» **Your instructions**:
Make an exact copy of each entry, leaving out every picture.

» **Supplied data**:
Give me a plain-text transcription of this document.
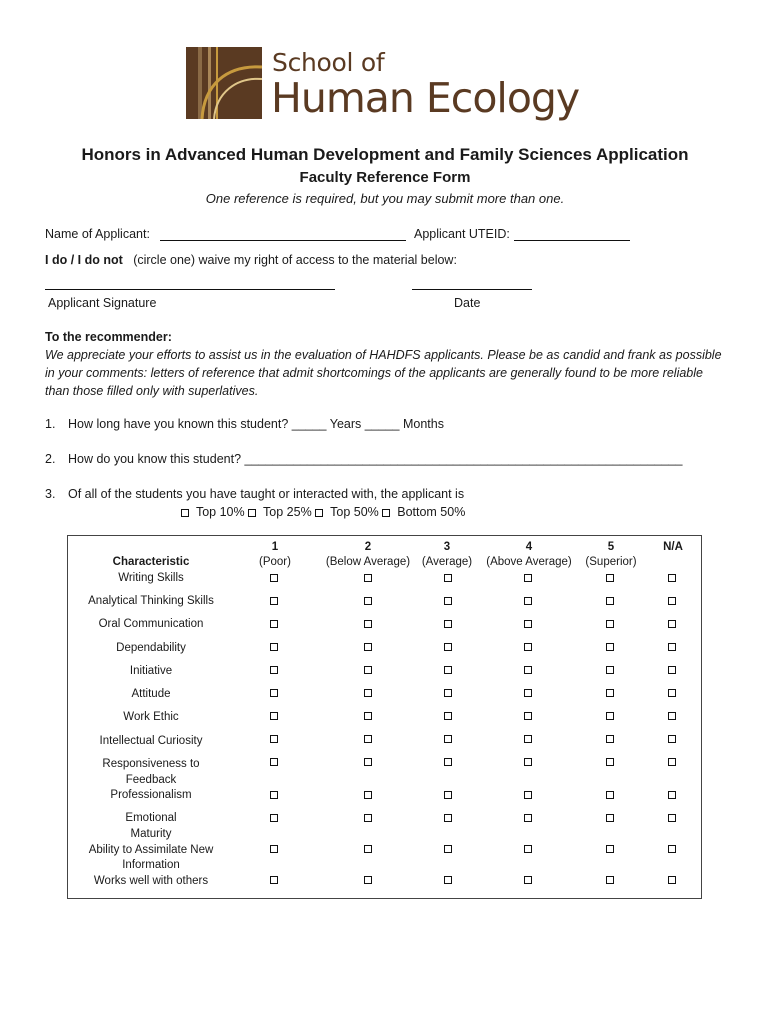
School of
Human Ecology
Honors in Advanced Human Development and Family Sciences Application
Faculty Reference Form
One reference is required, but you may submit more than one.
Name of Applicant:	Applicant UTEID:
I do / I do not (circle one) waive my right of access to the material below:
Applicant Signature	Date
To the recommender:
We appreciate your efforts to assist us in the evaluation of HAHDFS applicants. Please be as candid and frank as possible
in your comments: letters of reference that admit shortcomings of the applicants are generally found to be more reliable
than those filled only with superlatives.
1. How long have you known this student? _____ Years _____ Months
2. How do you know this student? _______________________________________________________________
3. Of all of the students you have taught or interacted with, the applicant is
Top 10% Top 25% Top 50% Bottom 50%
1
(Poor)
2
(Below Average)
3
(Average)
4
(Above Average)
5
(Superior)
N/A
Characteristic
Writing Skills
Analytical Thinking Skills
Oral Communication
Dependability
Initiative
Attitude
Work Ethic
Intellectual Curiosity
Responsiveness to
Feedback
Professionalism
Emotional
Maturity
Ability to Assimilate New
Information
Works well with others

» **Answer for the task**:
Give me a plain-text transcription of this document.
School of
Human Ecology
Honors in Advanced Human Development and Family Sciences Application
Faculty Reference Form
One reference is required, but you may submit more than one.
Name of Applicant:	Applicant UTEID:
I do / I do not (circle one) waive my right of access to the material below:
Applicant Signature	Date
To the recommender:
We appreciate your efforts to assist us in the evaluation of HAHDFS applicants. Please be as candid and frank as possible
in your comments: letters of reference that admit shortcomings of the applicants are generally found to be more reliable
than those filled only with superlatives.
1. How long have you known this student? _____ Years _____ Months
2. How do you know this student? _______________________________________________________________
3. Of all of the students you have taught or interacted with, the applicant is
Top 10% Top 25% Top 50% Bottom 50%
1
(Poor)
2
(Below Average)
3
(Average)
4
(Above Average)
5
(Superior)
N/A
Characteristic
Writing Skills
Analytical Thinking Skills
Oral Communication
Dependability
Initiative
Attitude
Work Ethic
Intellectual Curiosity
Responsiveness to
Feedback
Professionalism
Emotional
Maturity
Ability to Assimilate New
Information
Works well with others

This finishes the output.